[Dataset rows about figures]

——————

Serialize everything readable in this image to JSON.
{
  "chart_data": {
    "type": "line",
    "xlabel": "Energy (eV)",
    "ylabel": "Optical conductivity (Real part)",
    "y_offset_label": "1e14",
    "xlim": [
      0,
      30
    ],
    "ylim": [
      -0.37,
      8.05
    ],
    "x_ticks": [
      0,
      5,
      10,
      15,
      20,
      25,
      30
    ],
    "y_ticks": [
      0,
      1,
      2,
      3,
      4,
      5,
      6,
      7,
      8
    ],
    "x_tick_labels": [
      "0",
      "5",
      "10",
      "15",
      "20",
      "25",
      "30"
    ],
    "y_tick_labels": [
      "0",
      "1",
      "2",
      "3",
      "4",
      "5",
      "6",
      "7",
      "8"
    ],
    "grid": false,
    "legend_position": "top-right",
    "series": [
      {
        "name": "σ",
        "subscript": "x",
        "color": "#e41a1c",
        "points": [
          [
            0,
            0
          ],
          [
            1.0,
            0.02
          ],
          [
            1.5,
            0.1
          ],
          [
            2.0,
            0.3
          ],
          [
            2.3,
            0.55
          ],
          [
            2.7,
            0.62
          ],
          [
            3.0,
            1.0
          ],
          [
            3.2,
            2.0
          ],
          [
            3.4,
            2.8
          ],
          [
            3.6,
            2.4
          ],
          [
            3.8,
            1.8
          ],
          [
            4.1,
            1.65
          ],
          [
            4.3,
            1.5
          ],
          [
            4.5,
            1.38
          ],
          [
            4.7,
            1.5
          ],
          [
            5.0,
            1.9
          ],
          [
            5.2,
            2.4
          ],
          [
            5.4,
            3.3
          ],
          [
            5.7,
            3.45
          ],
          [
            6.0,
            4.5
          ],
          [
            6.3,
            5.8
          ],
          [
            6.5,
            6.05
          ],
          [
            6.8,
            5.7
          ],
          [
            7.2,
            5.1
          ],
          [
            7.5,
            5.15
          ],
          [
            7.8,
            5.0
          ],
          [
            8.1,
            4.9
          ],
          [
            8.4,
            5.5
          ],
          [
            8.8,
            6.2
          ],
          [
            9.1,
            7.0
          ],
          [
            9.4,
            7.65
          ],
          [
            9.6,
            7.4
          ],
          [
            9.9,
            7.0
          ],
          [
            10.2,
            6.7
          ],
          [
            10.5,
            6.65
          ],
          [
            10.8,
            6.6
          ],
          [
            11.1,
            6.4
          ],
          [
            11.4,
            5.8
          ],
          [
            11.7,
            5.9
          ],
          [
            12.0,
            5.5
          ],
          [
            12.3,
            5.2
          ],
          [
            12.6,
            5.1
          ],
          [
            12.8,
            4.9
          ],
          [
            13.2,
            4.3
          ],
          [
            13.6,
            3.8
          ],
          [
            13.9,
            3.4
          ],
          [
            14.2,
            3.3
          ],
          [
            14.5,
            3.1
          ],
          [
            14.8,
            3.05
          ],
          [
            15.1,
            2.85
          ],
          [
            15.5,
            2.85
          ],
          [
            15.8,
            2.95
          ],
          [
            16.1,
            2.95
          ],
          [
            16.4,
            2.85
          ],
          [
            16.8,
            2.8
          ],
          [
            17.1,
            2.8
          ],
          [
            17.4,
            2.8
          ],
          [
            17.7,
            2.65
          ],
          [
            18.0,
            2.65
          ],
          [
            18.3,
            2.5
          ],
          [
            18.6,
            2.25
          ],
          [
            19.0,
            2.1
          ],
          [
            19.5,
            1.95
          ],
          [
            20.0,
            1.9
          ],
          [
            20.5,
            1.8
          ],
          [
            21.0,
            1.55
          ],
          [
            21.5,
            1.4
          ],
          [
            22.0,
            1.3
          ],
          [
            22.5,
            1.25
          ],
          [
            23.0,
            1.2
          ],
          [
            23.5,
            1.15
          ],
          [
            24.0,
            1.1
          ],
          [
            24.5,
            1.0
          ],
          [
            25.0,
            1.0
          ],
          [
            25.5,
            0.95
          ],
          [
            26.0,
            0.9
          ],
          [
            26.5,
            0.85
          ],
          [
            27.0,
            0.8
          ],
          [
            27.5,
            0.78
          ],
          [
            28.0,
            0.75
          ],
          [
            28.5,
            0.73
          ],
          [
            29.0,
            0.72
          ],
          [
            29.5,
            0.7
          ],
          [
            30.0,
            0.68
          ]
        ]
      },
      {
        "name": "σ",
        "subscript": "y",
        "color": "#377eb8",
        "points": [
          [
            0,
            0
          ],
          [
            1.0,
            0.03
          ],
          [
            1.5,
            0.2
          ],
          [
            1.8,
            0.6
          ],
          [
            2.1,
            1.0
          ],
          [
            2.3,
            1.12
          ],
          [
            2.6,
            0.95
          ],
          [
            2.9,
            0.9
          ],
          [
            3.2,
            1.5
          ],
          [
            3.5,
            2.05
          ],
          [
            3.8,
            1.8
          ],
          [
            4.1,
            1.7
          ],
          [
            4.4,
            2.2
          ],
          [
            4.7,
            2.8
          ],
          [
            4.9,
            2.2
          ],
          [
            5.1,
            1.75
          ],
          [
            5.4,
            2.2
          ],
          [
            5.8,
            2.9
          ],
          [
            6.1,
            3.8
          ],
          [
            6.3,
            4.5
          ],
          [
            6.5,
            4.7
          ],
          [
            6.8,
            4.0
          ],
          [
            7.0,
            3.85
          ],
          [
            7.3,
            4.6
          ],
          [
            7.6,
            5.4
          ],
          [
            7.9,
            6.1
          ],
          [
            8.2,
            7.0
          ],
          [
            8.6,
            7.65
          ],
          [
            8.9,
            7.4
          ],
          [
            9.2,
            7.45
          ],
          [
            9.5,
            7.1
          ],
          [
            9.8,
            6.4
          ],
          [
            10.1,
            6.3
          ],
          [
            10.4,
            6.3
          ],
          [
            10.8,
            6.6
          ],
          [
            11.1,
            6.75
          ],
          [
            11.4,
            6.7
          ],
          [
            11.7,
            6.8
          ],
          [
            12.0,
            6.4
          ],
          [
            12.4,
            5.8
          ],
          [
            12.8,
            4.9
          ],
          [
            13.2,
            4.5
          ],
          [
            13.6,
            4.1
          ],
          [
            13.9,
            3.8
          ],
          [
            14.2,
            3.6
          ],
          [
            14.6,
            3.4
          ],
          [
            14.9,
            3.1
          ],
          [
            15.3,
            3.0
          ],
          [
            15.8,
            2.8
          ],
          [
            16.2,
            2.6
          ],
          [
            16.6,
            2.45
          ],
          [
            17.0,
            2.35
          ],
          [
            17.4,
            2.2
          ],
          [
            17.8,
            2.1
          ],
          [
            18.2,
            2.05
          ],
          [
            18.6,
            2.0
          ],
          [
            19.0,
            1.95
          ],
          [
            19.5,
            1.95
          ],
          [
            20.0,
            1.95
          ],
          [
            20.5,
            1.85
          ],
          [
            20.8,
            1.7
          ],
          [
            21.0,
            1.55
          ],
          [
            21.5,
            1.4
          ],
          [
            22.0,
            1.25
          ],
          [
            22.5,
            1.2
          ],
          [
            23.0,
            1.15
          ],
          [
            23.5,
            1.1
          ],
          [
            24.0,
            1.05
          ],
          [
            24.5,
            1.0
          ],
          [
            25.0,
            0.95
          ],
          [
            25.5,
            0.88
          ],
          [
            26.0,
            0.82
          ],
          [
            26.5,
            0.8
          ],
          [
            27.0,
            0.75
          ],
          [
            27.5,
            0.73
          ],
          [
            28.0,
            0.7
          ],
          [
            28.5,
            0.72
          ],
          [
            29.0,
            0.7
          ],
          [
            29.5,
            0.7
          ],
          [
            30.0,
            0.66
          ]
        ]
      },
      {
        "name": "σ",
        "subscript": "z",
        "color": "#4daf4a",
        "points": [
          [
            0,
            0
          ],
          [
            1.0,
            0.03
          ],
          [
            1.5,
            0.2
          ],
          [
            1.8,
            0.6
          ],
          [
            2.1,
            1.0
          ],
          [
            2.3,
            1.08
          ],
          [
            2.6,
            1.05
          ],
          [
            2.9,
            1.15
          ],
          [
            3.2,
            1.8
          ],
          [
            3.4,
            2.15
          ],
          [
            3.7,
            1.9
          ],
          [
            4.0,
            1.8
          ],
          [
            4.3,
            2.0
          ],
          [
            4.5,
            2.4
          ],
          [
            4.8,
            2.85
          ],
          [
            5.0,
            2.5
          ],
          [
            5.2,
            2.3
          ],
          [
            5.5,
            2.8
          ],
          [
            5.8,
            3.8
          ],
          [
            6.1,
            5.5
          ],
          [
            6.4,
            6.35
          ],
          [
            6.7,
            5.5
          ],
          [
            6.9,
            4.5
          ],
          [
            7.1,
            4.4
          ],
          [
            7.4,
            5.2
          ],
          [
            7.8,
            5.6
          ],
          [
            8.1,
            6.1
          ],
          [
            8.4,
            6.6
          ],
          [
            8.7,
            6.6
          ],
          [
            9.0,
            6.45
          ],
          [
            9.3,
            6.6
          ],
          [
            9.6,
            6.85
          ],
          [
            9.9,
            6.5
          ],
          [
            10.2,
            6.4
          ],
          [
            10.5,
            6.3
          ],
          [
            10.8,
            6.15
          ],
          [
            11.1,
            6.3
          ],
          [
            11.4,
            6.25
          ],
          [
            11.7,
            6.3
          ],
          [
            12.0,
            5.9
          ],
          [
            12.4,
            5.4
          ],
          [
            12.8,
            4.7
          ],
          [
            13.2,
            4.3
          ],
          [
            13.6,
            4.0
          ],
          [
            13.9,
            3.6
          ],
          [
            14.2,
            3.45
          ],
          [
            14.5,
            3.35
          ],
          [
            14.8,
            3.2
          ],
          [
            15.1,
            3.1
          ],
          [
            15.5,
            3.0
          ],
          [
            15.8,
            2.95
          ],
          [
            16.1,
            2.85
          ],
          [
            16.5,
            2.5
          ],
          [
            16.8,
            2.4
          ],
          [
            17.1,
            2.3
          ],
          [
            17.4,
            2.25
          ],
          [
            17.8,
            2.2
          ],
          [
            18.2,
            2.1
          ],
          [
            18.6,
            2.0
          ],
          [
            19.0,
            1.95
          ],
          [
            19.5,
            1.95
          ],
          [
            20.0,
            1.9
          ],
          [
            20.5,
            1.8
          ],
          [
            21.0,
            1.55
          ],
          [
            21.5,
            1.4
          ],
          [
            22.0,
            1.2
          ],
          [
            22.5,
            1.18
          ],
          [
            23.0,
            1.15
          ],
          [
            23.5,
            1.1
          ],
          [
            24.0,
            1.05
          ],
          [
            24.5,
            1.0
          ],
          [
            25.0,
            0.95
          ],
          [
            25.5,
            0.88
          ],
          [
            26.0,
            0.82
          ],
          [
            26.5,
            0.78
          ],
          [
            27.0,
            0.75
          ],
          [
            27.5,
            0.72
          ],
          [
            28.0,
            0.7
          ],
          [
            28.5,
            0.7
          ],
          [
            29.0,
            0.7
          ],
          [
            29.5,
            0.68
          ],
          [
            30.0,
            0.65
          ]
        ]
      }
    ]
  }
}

——————

* _What you are asked to do_: Identify the lines above with the word "color". Copy them.

* _Response to this exercise_:
        "color": "#e41a1c",
        "color": "#377eb8",
        "color": "#4daf4a",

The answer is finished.